Problem requirements: Each line containing the word "otwartych" must be reported.

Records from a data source

_____

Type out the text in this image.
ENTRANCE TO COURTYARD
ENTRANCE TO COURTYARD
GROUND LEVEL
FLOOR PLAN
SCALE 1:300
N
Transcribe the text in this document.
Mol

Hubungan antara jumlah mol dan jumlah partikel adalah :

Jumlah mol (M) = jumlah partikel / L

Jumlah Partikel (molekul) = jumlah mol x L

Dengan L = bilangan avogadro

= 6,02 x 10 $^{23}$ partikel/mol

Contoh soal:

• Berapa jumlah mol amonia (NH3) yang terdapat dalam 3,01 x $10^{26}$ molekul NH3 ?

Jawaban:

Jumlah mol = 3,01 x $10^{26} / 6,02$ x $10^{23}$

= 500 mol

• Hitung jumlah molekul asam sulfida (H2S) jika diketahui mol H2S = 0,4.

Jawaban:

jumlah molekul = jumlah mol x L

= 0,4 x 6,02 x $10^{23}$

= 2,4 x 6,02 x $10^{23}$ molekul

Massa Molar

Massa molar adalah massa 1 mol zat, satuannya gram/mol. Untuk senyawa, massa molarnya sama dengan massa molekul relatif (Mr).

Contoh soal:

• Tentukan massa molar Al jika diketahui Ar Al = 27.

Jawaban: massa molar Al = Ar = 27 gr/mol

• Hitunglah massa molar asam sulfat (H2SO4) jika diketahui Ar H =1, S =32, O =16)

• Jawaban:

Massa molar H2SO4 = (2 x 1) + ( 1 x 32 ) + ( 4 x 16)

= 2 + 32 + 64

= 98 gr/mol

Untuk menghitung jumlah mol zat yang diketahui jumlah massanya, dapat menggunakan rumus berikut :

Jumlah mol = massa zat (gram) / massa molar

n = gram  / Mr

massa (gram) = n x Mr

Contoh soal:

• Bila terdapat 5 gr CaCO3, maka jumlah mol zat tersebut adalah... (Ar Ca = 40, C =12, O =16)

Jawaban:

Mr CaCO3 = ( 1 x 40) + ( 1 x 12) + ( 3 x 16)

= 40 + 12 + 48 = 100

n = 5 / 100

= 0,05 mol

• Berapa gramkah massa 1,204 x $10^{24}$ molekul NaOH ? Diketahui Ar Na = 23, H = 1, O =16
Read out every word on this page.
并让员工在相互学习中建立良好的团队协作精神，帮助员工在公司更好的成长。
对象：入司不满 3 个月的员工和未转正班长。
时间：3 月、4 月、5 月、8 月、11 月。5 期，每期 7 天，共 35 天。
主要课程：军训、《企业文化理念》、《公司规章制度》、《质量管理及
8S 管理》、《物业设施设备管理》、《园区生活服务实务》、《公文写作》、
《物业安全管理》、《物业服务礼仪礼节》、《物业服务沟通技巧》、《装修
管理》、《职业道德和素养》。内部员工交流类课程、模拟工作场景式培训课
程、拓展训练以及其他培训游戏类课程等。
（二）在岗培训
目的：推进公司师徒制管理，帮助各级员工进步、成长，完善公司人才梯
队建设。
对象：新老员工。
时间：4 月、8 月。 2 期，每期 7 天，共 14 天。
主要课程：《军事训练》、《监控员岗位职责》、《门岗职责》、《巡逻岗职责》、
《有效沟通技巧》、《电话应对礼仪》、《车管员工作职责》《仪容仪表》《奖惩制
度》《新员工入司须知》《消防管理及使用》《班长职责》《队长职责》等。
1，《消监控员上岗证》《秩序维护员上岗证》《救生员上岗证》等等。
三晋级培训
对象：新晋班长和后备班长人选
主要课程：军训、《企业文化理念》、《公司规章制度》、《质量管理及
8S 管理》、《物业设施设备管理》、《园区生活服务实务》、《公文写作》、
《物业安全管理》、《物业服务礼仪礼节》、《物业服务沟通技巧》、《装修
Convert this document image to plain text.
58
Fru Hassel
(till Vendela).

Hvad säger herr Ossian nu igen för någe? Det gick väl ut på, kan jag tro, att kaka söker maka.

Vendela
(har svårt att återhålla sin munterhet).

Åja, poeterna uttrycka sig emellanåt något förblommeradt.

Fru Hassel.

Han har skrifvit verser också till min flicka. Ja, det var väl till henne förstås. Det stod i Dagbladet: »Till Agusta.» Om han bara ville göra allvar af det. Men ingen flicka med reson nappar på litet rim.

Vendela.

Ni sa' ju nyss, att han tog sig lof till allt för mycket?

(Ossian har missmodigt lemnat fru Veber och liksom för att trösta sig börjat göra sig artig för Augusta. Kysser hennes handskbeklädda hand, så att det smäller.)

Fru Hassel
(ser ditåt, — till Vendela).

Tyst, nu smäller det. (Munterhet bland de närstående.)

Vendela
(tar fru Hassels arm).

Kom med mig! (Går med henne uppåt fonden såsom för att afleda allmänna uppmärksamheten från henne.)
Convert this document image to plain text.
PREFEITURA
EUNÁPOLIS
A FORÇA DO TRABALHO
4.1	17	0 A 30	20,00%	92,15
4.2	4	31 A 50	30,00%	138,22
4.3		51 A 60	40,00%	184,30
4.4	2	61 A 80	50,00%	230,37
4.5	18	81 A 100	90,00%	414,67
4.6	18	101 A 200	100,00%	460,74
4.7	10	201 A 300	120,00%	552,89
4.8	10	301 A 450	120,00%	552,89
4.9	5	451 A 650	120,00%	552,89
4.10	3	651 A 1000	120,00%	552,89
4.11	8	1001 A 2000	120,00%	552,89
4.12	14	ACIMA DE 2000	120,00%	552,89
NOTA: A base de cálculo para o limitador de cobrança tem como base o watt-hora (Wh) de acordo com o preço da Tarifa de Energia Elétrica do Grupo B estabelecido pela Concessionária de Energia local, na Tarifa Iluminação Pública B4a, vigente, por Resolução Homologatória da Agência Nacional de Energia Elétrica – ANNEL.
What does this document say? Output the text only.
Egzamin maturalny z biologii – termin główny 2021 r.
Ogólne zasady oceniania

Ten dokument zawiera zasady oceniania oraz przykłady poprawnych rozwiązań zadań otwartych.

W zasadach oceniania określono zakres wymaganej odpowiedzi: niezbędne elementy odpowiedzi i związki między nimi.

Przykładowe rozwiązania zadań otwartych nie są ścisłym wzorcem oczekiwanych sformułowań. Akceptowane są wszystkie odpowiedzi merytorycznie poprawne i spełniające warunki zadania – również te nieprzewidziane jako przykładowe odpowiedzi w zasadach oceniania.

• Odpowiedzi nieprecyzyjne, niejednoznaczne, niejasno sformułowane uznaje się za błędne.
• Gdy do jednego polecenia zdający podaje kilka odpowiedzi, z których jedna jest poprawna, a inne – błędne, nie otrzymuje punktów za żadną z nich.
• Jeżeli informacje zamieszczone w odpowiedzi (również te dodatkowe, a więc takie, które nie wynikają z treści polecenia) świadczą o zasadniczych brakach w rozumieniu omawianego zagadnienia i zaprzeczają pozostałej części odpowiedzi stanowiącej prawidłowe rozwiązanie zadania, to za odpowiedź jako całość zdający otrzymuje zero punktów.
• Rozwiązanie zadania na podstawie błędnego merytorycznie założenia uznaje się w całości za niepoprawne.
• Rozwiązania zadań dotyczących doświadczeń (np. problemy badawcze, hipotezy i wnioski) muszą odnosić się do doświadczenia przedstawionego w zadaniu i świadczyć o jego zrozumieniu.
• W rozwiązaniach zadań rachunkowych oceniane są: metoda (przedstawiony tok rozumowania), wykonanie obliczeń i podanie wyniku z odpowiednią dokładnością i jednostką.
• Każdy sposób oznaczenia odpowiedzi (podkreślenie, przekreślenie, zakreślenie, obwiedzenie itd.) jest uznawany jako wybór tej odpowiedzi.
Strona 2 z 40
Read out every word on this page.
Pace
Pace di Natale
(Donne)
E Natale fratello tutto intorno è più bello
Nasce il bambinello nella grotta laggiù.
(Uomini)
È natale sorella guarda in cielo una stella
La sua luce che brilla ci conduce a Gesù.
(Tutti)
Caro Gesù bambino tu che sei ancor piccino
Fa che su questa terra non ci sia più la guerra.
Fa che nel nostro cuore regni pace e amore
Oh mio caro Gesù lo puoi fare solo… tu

_____

Solution below:
Ten dokument zawiera zasady oceniania oraz przykłady poprawnych rozwiązań zadań otwartych.
Przykładowe rozwiązania zadań otwartych nie są ścisłym wzorcem oczekiwanych sformułowań. Akceptowane są wszystkie odpowiedzi merytorycznie poprawne i spełniające warunki zadania – również te nieprzewidziane jako przykładowe odpowiedzi w zasadach oceniania.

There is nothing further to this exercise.